| Problem to work on |
How many of the lines here include "τηρούνται"? Answer with a single number.

──────── Records shown ────────

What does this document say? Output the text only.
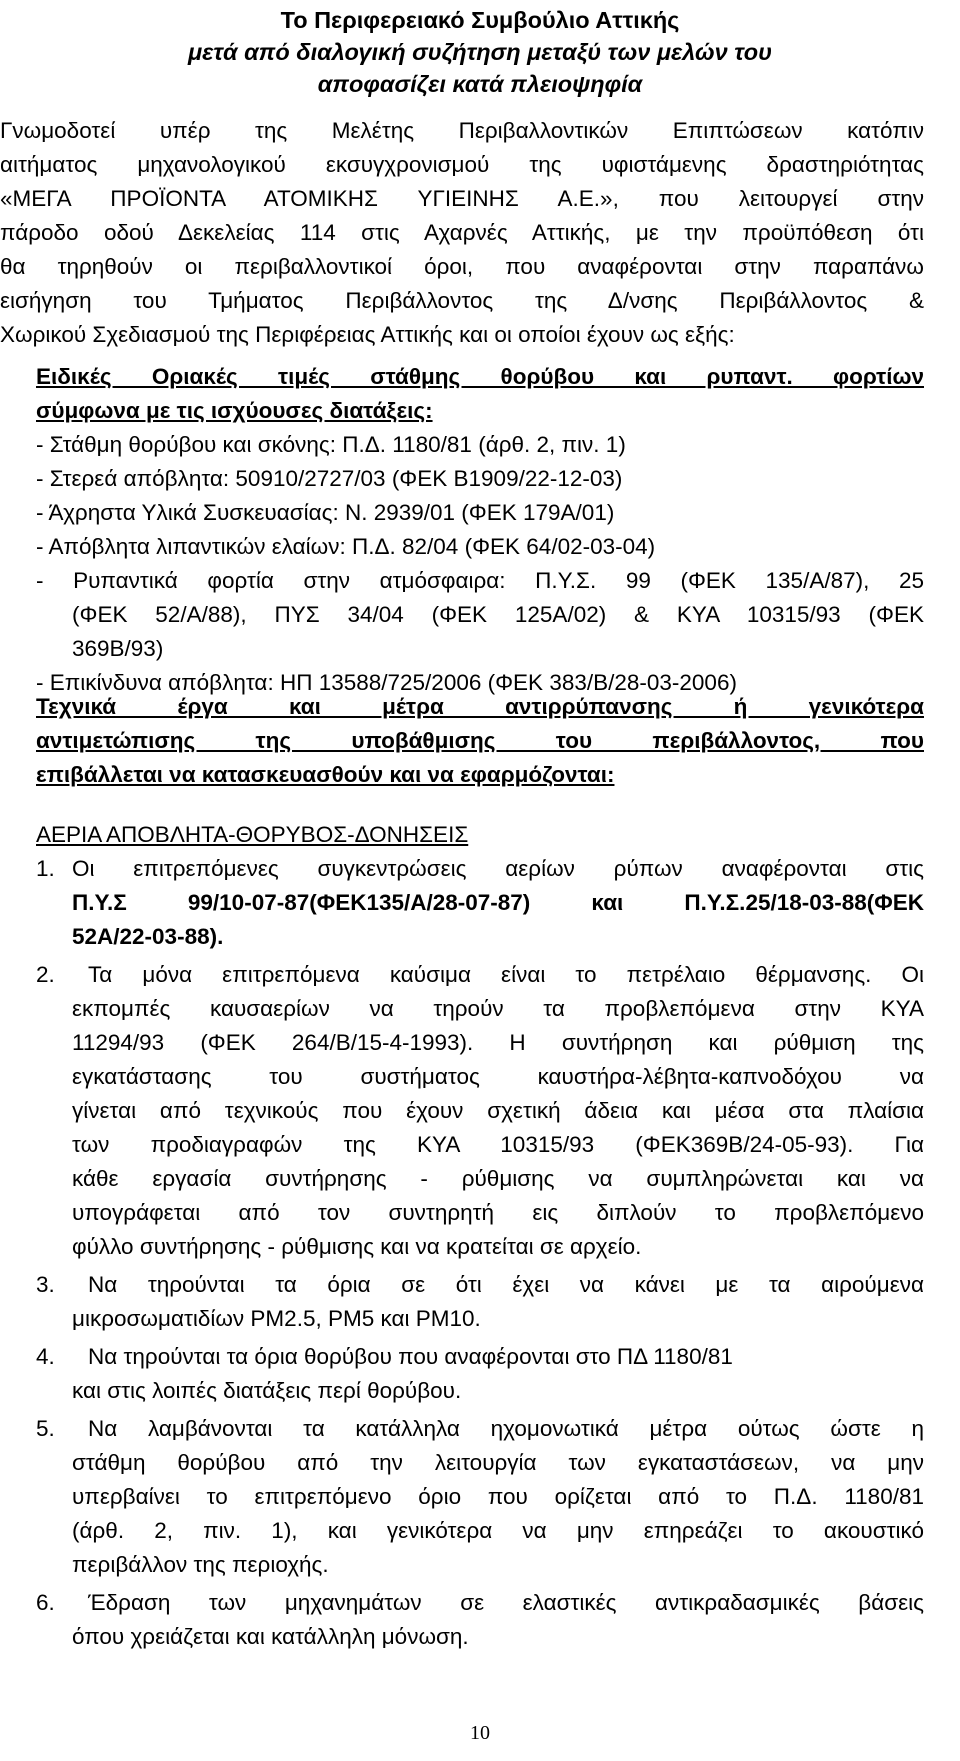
Το Περιφερειακό Συμβούλιο Αττικής
μετά από διαλογική συζήτηση μεταξύ των μελών του
αποφασίζει κατά πλειοψηφία
Γνωμοδοτεί υπέρ της Μελέτης Περιβαλλοντικών Επιπτώσεων κατόπιν
αιτήματος μηχανολογικού εκσυγχρονισμού της υφιστάμενης δραστηριότητας
«ΜΕΓΑ ΠΡΟΪΟΝΤΑ ΑΤΟΜΙΚΗΣ ΥΓΙΕΙΝΗΣ Α.Ε.», που λειτουργεί στην
πάροδο οδού Δεκελείας 114 στις Αχαρνές Αττικής, με την προϋπόθεση ότι
θα τηρηθούν οι περιβαλλοντικοί όροι, που αναφέρονται στην παραπάνω
εισήγηση του Τμήματος Περιβάλλοντος της Δ/νσης Περιβάλλοντος &
Χωρικού Σχεδιασμού της Περιφέρειας Αττικής και οι οποίοι έχουν ως εξής:
Ειδικές Οριακές τιμές στάθμης θορύβου και ρυπαντ. φορτίων
σύμφωνα με τις ισχύουσες διατάξεις:
- Στάθμη θορύβου και σκόνης: Π.Δ. 1180/81 (άρθ. 2, πιν. 1)
- Στερεά απόβλητα: 50910/2727/03 (ΦΕΚ Β1909/22-12-03)
- Άχρηστα Υλικά Συσκευασίας: Ν. 2939/01 (ΦΕΚ 179Α/01)
- Απόβλητα λιπαντικών ελαίων: Π.Δ. 82/04 (ΦΕΚ 64/02-03-04)
- Ρυπαντικά φορτία στην ατμόσφαιρα: Π.Υ.Σ. 99 (ΦΕΚ 135/Α/87), 25
(ΦΕΚ 52/Α/88), ΠΥΣ 34/04 (ΦΕΚ 125Α/02) & ΚΥΑ 10315/93 (ΦΕΚ
369Β/93)
- Επικίνδυνα απόβλητα: ΗΠ 13588/725/2006 (ΦΕΚ 383/Β/28-03-2006)
Τεχνικά έργα και μέτρα αντιρρύπανσης ή γενικότερα
αντιμετώπισης της υποβάθμισης του περιβάλλοντος, που
επιβάλλεται να κατασκευασθούν και να εφαρμόζονται:
ΑΕΡΙΑ ΑΠΟΒΛΗΤΑ-ΘΟΡΥΒΟΣ-ΔΟΝΗΣΕΙΣ
1. Οι επιτρεπόμενες συγκεντρώσεις αερίων ρύπων αναφέρονται στις
Π.Υ.Σ 99/10-07-87(ΦΕΚ135/Α/28-07-87) και Π.Υ.Σ.25/18-03-88(ΦΕΚ
52Α/22-03-88).
2.	Τα μόνα επιτρεπόμενα καύσιμα είναι το πετρέλαιο θέρμανσης. Οι
εκπομπές καυσαερίων να τηρούν τα προβλεπόμενα στην ΚΥΑ
11294/93 (ΦΕΚ 264/Β/15-4-1993). Η συντήρηση και ρύθμιση της
εγκατάστασης του συστήματος καυστήρα-λέβητα-καπνοδόχου να
γίνεται από τεχνικούς που έχουν σχετική άδεια και μέσα στα πλαίσια
των προδιαγραφών της ΚΥΑ 10315/93 (ΦΕΚ369Β/24-05-93). Για
κάθε εργασία συντήρησης - ρύθμισης να συμπληρώνεται και να
υπογράφεται από τον συντηρητή εις διπλούν το προβλεπόμενο
φύλλο συντήρησης - ρύθμισης και να κρατείται σε αρχείο.
3.	Να τηρούνται τα όρια σε ότι έχει να κάνει με τα αιρούμενα
μικροσωματιδίων PM2.5, PM5 και PM10.
4.	Να τηρούνται τα όρια θορύβου που αναφέρονται στο ΠΔ 1180/81
και στις λοιπές διατάξεις περί θορύβου.
5.	Να λαμβάνονται τα κατάλληλα ηχομονωτικά μέτρα ούτως ώστε η
στάθμη θορύβου από την λειτουργία των εγκαταστάσεων, να μην
υπερβαίνει το επιτρεπόμενο όριο που ορίζεται από το Π.Δ. 1180/81
(άρθ. 2, πιν. 1), και γενικότερα να μην επηρεάζει το ακουστικό
περιβάλλον της περιοχής.
6.	Έδραση των μηχανημάτων σε ελαστικές αντικραδασμικές βάσεις
όπου χρειάζεται και κατάλληλη μόνωση.
10
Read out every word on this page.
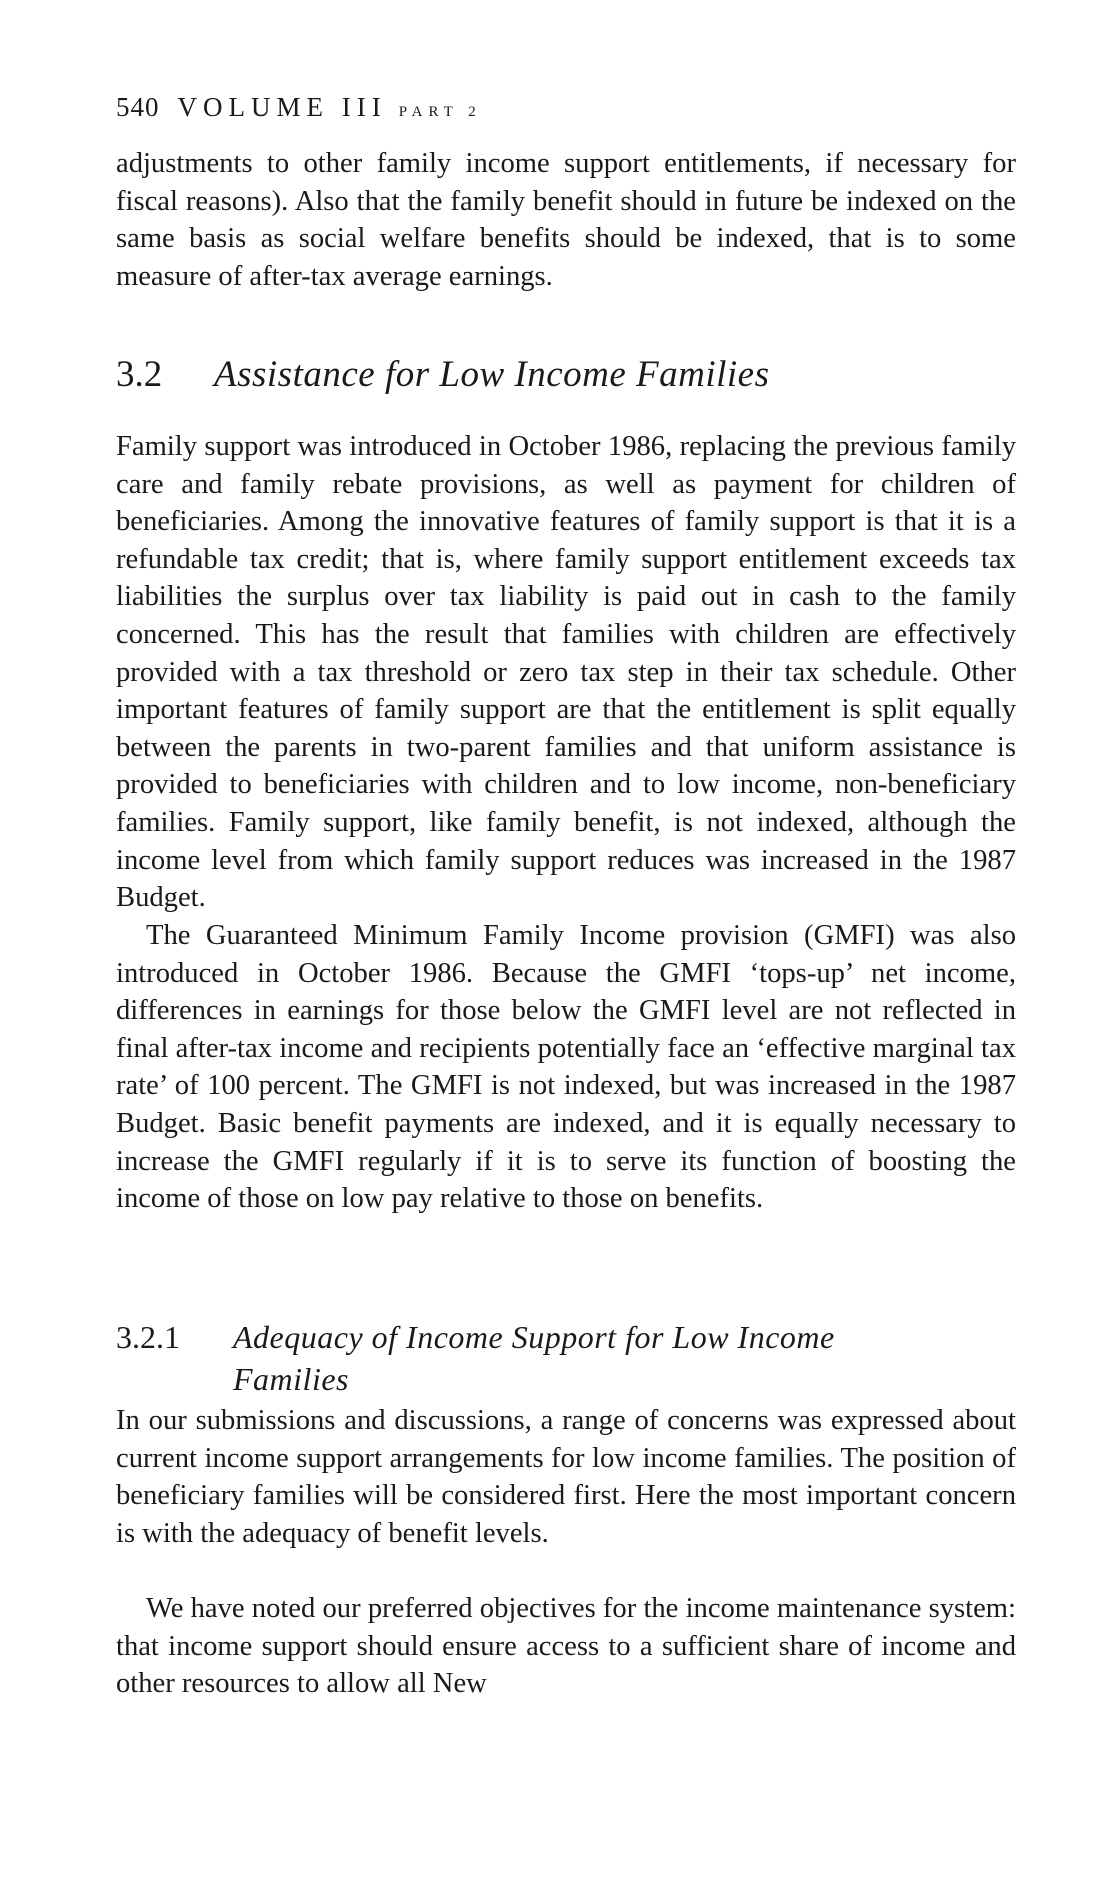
540 VOLUME III PART 2

adjustments to other family income support entitlements, if necessary for fiscal reasons). Also that the family benefit should in future be indexed on the same basis as social welfare benefits should be indexed, that is to some measure of after-tax average earnings.

3.2 Assistance for Low Income Families

Family support was introduced in October 1986, replacing the previous family care and family rebate provisions, as well as payment for children of beneficiaries. Among the innovative features of family support is that it is a refundable tax credit; that is, where family support entitlement exceeds tax liabilities the surplus over tax liability is paid out in cash to the family concerned. This has the result that families with children are effectively provided with a tax threshold or zero tax step in their tax schedule. Other important features of family support are that the entitlement is split equally between the parents in two-parent families and that uniform assistance is provided to beneficiaries with children and to low income, non-beneficiary families. Family support, like family benefit, is not indexed, although the income level from which family support reduces was increased in the 1987 Budget.

The Guaranteed Minimum Family Income provision (GMFI) was also introduced in October 1986. Because the GMFI ‘tops-up’ net income, differences in earnings for those below the GMFI level are not reflected in final after-tax income and recipients potentially face an ‘effective marginal tax rate’ of 100 percent. The GMFI is not indexed, but was increased in the 1987 Budget. Basic benefit payments are indexed, and it is equally necessary to increase the GMFI regularly if it is to serve its function of boosting the income of those on low pay relative to those on benefits.

3.2.1 Adequacy of Income Support for Low Income Families

In our submissions and discussions, a range of concerns was expressed about current income support arrangements for low income families. The position of beneficiary families will be considered first. Here the most important concern is with the adequacy of benefit levels.

We have noted our preferred objectives for the income maintenance system: that income support should ensure access to a sufficient share of income and other resources to allow all New
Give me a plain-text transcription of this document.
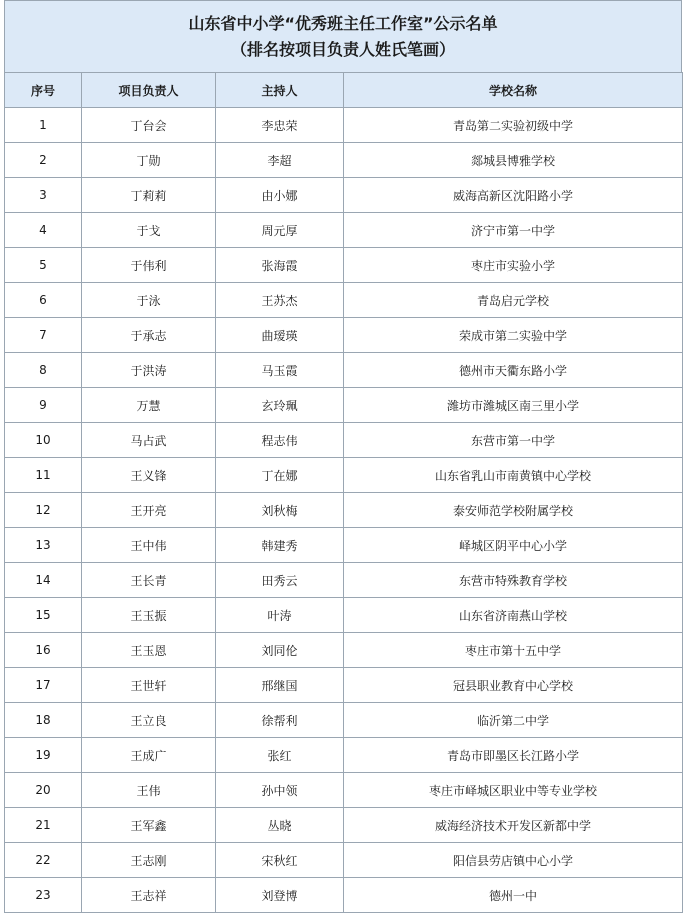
山东省中小学“优秀班主任工作室”公示名单
（排名按项目负责人姓氏笔画）
序号	项目负责人	主持人	学校名称
1	丁台会	李忠荣	青岛第二实验初级中学
2	丁勋	李超	郯城县博雅学校
3	丁莉莉	由小娜	威海高新区沈阳路小学
4	于戈	周元厚	济宁市第一中学
5	于伟利	张海霞	枣庄市实验小学
6	于泳	王苏杰	青岛启元学校
7	于承志	曲瑷瑛	荣成市第二实验中学
8	于洪涛	马玉霞	德州市天衢东路小学
9	万慧	玄玲珮	潍坊市潍城区南三里小学
10	马占武	程志伟	东营市第一中学
11	王义锋	丁在娜	山东省乳山市南黄镇中心学校
12	王开亮	刘秋梅	泰安师范学校附属学校
13	王中伟	韩建秀	峄城区阴平中心小学
14	王长青	田秀云	东营市特殊教育学校
15	王玉振	叶涛	山东省济南燕山学校
16	王玉恩	刘同伦	枣庄市第十五中学
17	王世轩	邢继国	冠县职业教育中心学校
18	王立良	徐帮利	临沂第二中学
19	王成广	张红	青岛市即墨区长江路小学
20	王伟	孙中领	枣庄市峄城区职业中等专业学校
21	王军鑫	丛晓	威海经济技术开发区新都中学
22	王志刚	宋秋红	阳信县劳店镇中心小学
23	王志祥	刘登博	德州一中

────────

| Solution to this task |
2